■ **Source records**

★ ★ ★ ★ ★

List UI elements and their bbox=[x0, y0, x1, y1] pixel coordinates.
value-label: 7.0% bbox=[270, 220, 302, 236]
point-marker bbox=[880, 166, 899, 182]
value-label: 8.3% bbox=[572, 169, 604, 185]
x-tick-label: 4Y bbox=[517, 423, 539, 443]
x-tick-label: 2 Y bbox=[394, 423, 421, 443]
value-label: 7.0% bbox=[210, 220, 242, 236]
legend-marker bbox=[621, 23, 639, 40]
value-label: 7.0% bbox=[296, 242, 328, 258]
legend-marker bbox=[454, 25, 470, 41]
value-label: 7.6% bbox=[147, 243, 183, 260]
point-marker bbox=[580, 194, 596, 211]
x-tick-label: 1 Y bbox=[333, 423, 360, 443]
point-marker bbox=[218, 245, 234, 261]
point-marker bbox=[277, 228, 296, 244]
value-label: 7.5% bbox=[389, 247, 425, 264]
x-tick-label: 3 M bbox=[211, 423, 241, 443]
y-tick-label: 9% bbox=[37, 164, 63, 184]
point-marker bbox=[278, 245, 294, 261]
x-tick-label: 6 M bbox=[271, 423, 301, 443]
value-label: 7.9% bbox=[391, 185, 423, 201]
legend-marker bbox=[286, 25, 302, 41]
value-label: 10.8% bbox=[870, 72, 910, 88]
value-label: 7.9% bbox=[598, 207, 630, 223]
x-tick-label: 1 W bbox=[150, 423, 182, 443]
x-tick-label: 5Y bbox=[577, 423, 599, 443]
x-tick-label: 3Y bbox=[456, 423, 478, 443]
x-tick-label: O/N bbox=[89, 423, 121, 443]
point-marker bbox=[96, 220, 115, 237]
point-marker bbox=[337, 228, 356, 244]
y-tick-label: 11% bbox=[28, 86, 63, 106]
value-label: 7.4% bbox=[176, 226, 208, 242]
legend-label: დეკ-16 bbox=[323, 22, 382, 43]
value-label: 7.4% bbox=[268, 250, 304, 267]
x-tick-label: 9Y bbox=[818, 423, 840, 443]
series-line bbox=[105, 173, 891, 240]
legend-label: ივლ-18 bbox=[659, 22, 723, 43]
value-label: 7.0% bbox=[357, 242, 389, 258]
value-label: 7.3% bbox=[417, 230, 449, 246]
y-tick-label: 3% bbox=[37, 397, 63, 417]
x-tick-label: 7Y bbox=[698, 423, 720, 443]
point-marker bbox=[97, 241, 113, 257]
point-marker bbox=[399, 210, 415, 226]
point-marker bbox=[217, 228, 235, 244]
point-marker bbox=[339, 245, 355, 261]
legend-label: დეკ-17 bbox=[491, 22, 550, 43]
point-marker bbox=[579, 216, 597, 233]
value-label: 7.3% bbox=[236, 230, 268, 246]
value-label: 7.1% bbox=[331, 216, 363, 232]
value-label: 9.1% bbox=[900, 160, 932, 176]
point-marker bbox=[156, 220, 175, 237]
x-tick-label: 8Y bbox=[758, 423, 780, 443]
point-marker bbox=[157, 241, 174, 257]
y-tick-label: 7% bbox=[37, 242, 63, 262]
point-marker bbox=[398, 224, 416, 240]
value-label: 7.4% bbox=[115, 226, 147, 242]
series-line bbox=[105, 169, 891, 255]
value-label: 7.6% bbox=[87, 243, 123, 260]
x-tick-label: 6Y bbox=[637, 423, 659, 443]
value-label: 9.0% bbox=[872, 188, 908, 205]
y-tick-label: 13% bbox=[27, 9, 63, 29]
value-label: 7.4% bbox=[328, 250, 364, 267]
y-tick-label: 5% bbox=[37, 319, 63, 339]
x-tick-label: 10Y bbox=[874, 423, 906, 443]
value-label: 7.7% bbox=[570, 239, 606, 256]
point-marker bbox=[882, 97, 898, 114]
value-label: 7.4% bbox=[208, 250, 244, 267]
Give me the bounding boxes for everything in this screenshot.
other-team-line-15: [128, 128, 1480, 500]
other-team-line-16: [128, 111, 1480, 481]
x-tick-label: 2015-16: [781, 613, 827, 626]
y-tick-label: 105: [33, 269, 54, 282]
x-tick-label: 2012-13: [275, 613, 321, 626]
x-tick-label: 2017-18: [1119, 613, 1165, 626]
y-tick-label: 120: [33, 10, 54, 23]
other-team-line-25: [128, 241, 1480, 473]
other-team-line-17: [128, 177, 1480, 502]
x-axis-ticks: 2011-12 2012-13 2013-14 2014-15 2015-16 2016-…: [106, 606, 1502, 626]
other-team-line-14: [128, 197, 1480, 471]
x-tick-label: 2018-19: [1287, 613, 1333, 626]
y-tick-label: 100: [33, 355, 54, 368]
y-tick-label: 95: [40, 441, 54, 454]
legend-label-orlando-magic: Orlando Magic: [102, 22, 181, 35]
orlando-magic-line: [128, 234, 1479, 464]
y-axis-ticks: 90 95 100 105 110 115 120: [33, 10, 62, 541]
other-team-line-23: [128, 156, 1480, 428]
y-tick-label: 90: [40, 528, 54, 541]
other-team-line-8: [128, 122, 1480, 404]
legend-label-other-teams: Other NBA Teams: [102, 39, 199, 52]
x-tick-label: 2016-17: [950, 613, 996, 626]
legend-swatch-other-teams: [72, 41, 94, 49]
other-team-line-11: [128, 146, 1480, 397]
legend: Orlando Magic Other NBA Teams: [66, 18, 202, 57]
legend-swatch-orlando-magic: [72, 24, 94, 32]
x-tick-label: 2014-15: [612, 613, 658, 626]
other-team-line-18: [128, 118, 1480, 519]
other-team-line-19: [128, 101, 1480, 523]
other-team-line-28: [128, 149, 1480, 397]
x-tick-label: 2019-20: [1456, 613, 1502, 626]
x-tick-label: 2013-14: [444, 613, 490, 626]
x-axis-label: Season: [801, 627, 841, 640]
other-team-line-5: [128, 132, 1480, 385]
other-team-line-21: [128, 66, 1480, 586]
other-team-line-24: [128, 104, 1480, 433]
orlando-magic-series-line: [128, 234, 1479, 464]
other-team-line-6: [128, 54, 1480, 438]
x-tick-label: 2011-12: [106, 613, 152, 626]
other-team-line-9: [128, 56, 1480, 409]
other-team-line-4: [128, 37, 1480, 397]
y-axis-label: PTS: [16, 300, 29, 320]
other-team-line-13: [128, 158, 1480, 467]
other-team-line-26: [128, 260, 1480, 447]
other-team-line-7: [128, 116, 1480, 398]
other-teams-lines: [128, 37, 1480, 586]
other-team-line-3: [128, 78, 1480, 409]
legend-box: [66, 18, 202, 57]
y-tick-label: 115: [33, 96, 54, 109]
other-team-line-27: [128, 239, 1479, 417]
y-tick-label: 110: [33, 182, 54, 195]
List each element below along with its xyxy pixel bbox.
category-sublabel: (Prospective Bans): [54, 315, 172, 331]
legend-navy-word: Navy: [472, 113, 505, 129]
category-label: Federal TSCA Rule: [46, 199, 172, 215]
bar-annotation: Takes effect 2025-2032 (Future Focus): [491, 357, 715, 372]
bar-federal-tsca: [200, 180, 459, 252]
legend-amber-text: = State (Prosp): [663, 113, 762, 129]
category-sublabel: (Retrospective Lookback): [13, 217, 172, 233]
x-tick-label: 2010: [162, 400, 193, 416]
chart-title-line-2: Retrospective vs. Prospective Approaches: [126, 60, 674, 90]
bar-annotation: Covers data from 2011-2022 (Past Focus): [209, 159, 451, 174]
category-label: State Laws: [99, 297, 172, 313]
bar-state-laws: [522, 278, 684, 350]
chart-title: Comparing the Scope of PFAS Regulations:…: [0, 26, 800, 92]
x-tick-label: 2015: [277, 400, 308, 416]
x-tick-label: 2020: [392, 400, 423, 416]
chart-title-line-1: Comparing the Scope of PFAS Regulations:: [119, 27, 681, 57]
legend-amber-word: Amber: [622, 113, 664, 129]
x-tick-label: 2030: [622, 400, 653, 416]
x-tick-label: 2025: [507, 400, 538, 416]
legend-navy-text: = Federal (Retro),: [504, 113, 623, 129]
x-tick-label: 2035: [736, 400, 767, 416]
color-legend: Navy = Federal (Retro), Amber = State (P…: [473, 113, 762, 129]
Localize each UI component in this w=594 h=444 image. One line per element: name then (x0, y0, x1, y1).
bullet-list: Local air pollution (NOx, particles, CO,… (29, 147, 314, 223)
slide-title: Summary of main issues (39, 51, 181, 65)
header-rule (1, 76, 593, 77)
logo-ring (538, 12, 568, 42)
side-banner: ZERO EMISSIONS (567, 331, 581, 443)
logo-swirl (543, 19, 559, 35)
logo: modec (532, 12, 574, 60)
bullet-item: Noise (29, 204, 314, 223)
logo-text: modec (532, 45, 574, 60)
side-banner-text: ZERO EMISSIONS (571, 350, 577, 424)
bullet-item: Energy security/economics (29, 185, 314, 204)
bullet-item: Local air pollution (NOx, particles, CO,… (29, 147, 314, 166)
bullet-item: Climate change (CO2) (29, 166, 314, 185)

★ ★ ★ ★ ★

■ **Given task**
Please recast the rows from the very first one above through the one containing "x-tick-label: 4Y bbox=[517, 423, 539, 443]", both included, as a JSON list of strings with one string per row and no blank rows.

■ **Final result**
[
  "List UI elements and their bbox=[x0, y0, x1, y1] pixel coordinates.",
  "value-label: 7.0% bbox=[270, 220, 302, 236]",
  "point-marker bbox=[880, 166, 899, 182]",
  "value-label: 8.3% bbox=[572, 169, 604, 185]",
  "x-tick-label: 4Y bbox=[517, 423, 539, 443]"
]